What needs to be done:
In the entries below, find every line holding the string "Range" and collect it.

Supplied data:
....................

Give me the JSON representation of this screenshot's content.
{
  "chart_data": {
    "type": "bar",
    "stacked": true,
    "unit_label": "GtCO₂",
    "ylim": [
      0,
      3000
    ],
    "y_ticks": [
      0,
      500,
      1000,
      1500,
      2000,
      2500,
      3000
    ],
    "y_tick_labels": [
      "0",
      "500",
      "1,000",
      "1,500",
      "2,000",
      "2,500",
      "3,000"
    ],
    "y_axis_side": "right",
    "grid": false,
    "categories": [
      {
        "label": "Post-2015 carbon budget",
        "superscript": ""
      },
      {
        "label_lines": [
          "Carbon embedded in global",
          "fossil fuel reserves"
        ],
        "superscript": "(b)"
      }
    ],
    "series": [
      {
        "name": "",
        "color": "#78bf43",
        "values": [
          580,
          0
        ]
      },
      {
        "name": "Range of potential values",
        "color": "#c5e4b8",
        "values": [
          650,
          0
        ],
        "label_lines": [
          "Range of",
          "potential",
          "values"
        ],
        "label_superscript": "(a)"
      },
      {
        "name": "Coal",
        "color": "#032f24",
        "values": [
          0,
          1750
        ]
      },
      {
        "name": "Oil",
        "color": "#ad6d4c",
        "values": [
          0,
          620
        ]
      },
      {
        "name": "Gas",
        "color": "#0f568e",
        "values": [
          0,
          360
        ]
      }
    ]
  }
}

....................

Answer to the exercise:
        "name": "Range of potential values",
          "Range of",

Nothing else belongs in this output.